Excerpt from a dataset

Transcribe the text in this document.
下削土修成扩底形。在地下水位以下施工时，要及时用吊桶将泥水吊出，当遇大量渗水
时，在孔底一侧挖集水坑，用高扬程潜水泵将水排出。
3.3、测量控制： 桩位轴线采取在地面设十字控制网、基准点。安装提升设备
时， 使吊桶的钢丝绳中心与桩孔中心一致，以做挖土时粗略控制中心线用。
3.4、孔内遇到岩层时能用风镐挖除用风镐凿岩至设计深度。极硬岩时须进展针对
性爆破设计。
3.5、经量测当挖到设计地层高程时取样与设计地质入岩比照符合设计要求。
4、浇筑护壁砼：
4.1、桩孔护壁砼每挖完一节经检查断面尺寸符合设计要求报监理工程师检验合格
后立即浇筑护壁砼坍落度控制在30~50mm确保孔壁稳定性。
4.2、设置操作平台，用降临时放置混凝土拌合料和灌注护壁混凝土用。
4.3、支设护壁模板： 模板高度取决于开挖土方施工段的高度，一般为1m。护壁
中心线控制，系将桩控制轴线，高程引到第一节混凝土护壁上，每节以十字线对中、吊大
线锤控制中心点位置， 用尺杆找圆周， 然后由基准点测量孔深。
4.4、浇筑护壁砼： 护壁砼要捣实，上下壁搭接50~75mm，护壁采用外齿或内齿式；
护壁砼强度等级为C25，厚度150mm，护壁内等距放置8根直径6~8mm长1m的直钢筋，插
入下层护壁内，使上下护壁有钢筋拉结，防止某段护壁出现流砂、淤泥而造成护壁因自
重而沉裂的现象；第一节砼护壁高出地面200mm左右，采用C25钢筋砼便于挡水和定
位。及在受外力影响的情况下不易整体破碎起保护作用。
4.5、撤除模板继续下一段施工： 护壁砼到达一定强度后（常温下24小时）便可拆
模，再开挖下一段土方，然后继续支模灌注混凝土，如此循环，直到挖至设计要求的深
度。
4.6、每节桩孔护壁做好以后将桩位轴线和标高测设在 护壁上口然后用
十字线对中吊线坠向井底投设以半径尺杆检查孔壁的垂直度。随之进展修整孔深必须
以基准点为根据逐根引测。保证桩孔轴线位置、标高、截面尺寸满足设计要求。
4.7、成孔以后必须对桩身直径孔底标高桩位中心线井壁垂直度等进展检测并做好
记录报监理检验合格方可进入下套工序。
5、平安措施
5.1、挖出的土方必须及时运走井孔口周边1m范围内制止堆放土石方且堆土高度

- [Requirement] Using the entries above, please restate each one word for word.

- [Exercise answer]
Transcribe the text in this document.
下削土修成扩底形。在地下水位以下施工时，要及时用吊桶将泥水吊出，当遇大量渗水
时，在孔底一侧挖集水坑，用高扬程潜水泵将水排出。
3.3、测量控制： 桩位轴线采取在地面设十字控制网、基准点。安装提升设备
时， 使吊桶的钢丝绳中心与桩孔中心一致，以做挖土时粗略控制中心线用。
3.4、孔内遇到岩层时能用风镐挖除用风镐凿岩至设计深度。极硬岩时须进展针对
性爆破设计。
3.5、经量测当挖到设计地层高程时取样与设计地质入岩比照符合设计要求。
4、浇筑护壁砼：
4.1、桩孔护壁砼每挖完一节经检查断面尺寸符合设计要求报监理工程师检验合格
后立即浇筑护壁砼坍落度控制在30~50mm确保孔壁稳定性。
4.2、设置操作平台，用降临时放置混凝土拌合料和灌注护壁混凝土用。
4.3、支设护壁模板： 模板高度取决于开挖土方施工段的高度，一般为1m。护壁
中心线控制，系将桩控制轴线，高程引到第一节混凝土护壁上，每节以十字线对中、吊大
线锤控制中心点位置， 用尺杆找圆周， 然后由基准点测量孔深。
4.4、浇筑护壁砼： 护壁砼要捣实，上下壁搭接50~75mm，护壁采用外齿或内齿式；
护壁砼强度等级为C25，厚度150mm，护壁内等距放置8根直径6~8mm长1m的直钢筋，插
入下层护壁内，使上下护壁有钢筋拉结，防止某段护壁出现流砂、淤泥而造成护壁因自
重而沉裂的现象；第一节砼护壁高出地面200mm左右，采用C25钢筋砼便于挡水和定
位。及在受外力影响的情况下不易整体破碎起保护作用。
4.5、撤除模板继续下一段施工： 护壁砼到达一定强度后（常温下24小时）便可拆
模，再开挖下一段土方，然后继续支模灌注混凝土，如此循环，直到挖至设计要求的深
度。
4.6、每节桩孔护壁做好以后将桩位轴线和标高测设在 护壁上口然后用
十字线对中吊线坠向井底投设以半径尺杆检查孔壁的垂直度。随之进展修整孔深必须
以基准点为根据逐根引测。保证桩孔轴线位置、标高、截面尺寸满足设计要求。
4.7、成孔以后必须对桩身直径孔底标高桩位中心线井壁垂直度等进展检测并做好
记录报监理检验合格方可进入下套工序。
5、平安措施
5.1、挖出的土方必须及时运走井孔口周边1m范围内制止堆放土石方且堆土高度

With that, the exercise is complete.